INSTRUCTION –
Transcribe the records that follow. Keep every word exactly, and drop the pictures.

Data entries

* * * * * * * * *

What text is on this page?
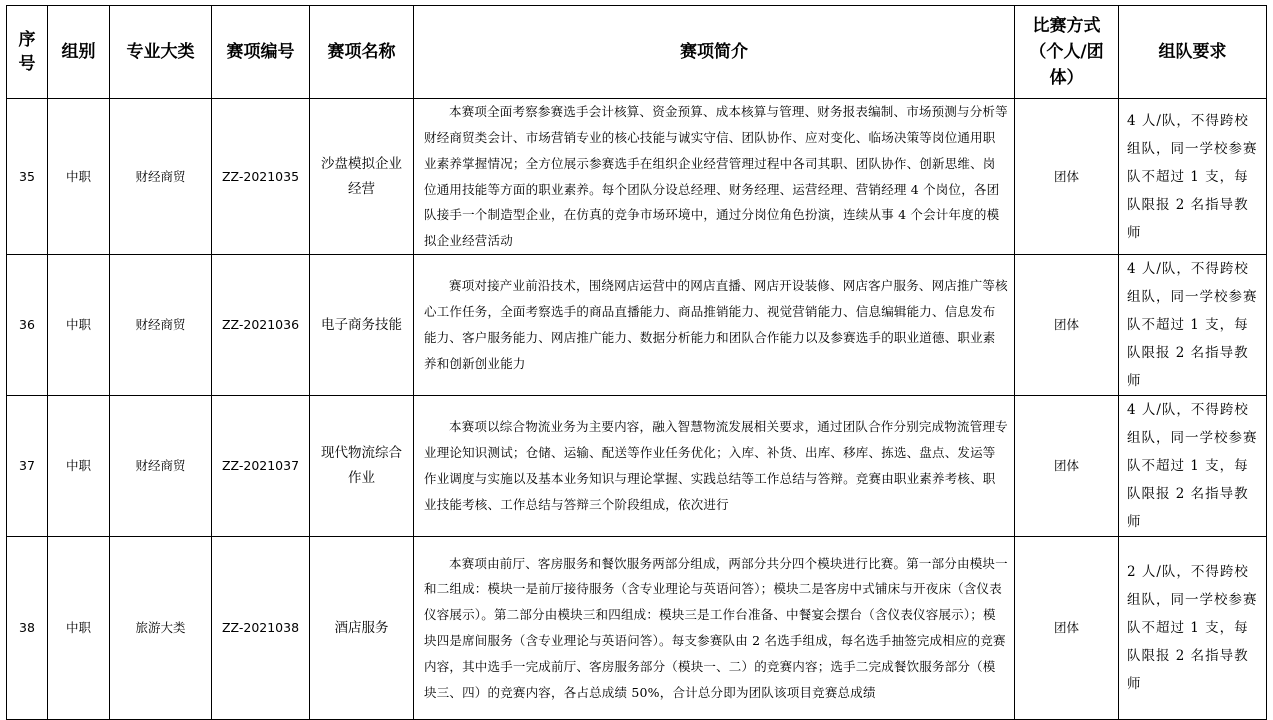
序号	组别	专业大类	赛项编号	赛项名称	赛项简介	比赛方式（个人/团体）	组队要求
35	中职	财经商贸	ZZ-2021035	沙盘模拟企业经营	本赛项全面考察参赛选手会计核算、资金预算、成本核算与管理、财务报表编制、市场预测与分析等财经商贸类会计、市场营销专业的核心技能与诚实守信、团队协作、应对变化、临场决策等岗位通用职业素养掌握情况；全方位展示参赛选手在组织企业经营管理过程中各司其职、团队协作、创新思维、岗位通用技能等方面的职业素养。每个团队分设总经理、财务经理、运营经理、营销经理 4 个岗位，各团队接手一个制造型企业，在仿真的竞争市场环境中，通过分岗位角色扮演，连续从事 4 个会计年度的模拟企业经营活动	团体	4 人/队，不得跨校组队，同一学校参赛队不超过 1 支，每队限报 2 名指导教师
36	中职	财经商贸	ZZ-2021036	电子商务技能	赛项对接产业前沿技术，围绕网店运营中的网店直播、网店开设装修、网店客户服务、网店推广等核心工作任务，全面考察选手的商品直播能力、商品推销能力、视觉营销能力、信息编辑能力、信息发布能力、客户服务能力、网店推广能力、数据分析能力和团队合作能力以及参赛选手的职业道德、职业素养和创新创业能力	团体	4 人/队，不得跨校组队，同一学校参赛队不超过 1 支，每队限报 2 名指导教师
37	中职	财经商贸	ZZ-2021037	现代物流综合作业	本赛项以综合物流业务为主要内容，融入智慧物流发展相关要求，通过团队合作分别完成物流管理专业理论知识测试；仓储、运输、配送等作业任务优化；入库、补货、出库、移库、拣选、盘点、发运等作业调度与实施以及基本业务知识与理论掌握、实践总结等工作总结与答辩。竞赛由职业素养考核、职业技能考核、工作总结与答辩三个阶段组成，依次进行	团体	4 人/队，不得跨校组队，同一学校参赛队不超过 1 支，每队限报 2 名指导教师
38	中职	旅游大类	ZZ-2021038	酒店服务	本赛项由前厅、客房服务和餐饮服务两部分组成，两部分共分四个模块进行比赛。第一部分由模块一和二组成：模块一是前厅接待服务（含专业理论与英语问答）；模块二是客房中式铺床与开夜床（含仪表仪容展示）。第二部分由模块三和四组成：模块三是工作台准备、中餐宴会摆台（含仪表仪容展示）；模块四是席间服务（含专业理论与英语问答）。每支参赛队由 2 名选手组成，每名选手抽签完成相应的竞赛内容，其中选手一完成前厅、客房服务部分（模块一、二）的竞赛内容；选手二完成餐饮服务部分（模块三、四）的竞赛内容，各占总成绩 50%，合计总分即为团队该项目竞赛总成绩	团体	2 人/队，不得跨校组队，同一学校参赛队不超过 1 支，每队限报 2 名指导教师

* * * * * * * * *

ANSWER TO THIS TASK –
What text is on this page?
序号	组别	专业大类	赛项编号	赛项名称	赛项简介	比赛方式（个人/团体）	组队要求
35	中职	财经商贸	ZZ-2021035	沙盘模拟企业经营	本赛项全面考察参赛选手会计核算、资金预算、成本核算与管理、财务报表编制、市场预测与分析等财经商贸类会计、市场营销专业的核心技能与诚实守信、团队协作、应对变化、临场决策等岗位通用职业素养掌握情况；全方位展示参赛选手在组织企业经营管理过程中各司其职、团队协作、创新思维、岗位通用技能等方面的职业素养。每个团队分设总经理、财务经理、运营经理、营销经理 4 个岗位，各团队接手一个制造型企业，在仿真的竞争市场环境中，通过分岗位角色扮演，连续从事 4 个会计年度的模拟企业经营活动	团体	4 人/队，不得跨校组队，同一学校参赛队不超过 1 支，每队限报 2 名指导教师
36	中职	财经商贸	ZZ-2021036	电子商务技能	赛项对接产业前沿技术，围绕网店运营中的网店直播、网店开设装修、网店客户服务、网店推广等核心工作任务，全面考察选手的商品直播能力、商品推销能力、视觉营销能力、信息编辑能力、信息发布能力、客户服务能力、网店推广能力、数据分析能力和团队合作能力以及参赛选手的职业道德、职业素养和创新创业能力	团体	4 人/队，不得跨校组队，同一学校参赛队不超过 1 支，每队限报 2 名指导教师
37	中职	财经商贸	ZZ-2021037	现代物流综合作业	本赛项以综合物流业务为主要内容，融入智慧物流发展相关要求，通过团队合作分别完成物流管理专业理论知识测试；仓储、运输、配送等作业任务优化；入库、补货、出库、移库、拣选、盘点、发运等作业调度与实施以及基本业务知识与理论掌握、实践总结等工作总结与答辩。竞赛由职业素养考核、职业技能考核、工作总结与答辩三个阶段组成，依次进行	团体	4 人/队，不得跨校组队，同一学校参赛队不超过 1 支，每队限报 2 名指导教师
38	中职	旅游大类	ZZ-2021038	酒店服务	本赛项由前厅、客房服务和餐饮服务两部分组成，两部分共分四个模块进行比赛。第一部分由模块一和二组成：模块一是前厅接待服务（含专业理论与英语问答）；模块二是客房中式铺床与开夜床（含仪表仪容展示）。第二部分由模块三和四组成：模块三是工作台准备、中餐宴会摆台（含仪表仪容展示）；模块四是席间服务（含专业理论与英语问答）。每支参赛队由 2 名选手组成，每名选手抽签完成相应的竞赛内容，其中选手一完成前厅、客房服务部分（模块一、二）的竞赛内容；选手二完成餐饮服务部分（模块三、四）的竞赛内容，各占总成绩 50%，合计总分即为团队该项目竞赛总成绩	团体	2 人/队，不得跨校组队，同一学校参赛队不超过 1 支，每队限报 2 名指导教师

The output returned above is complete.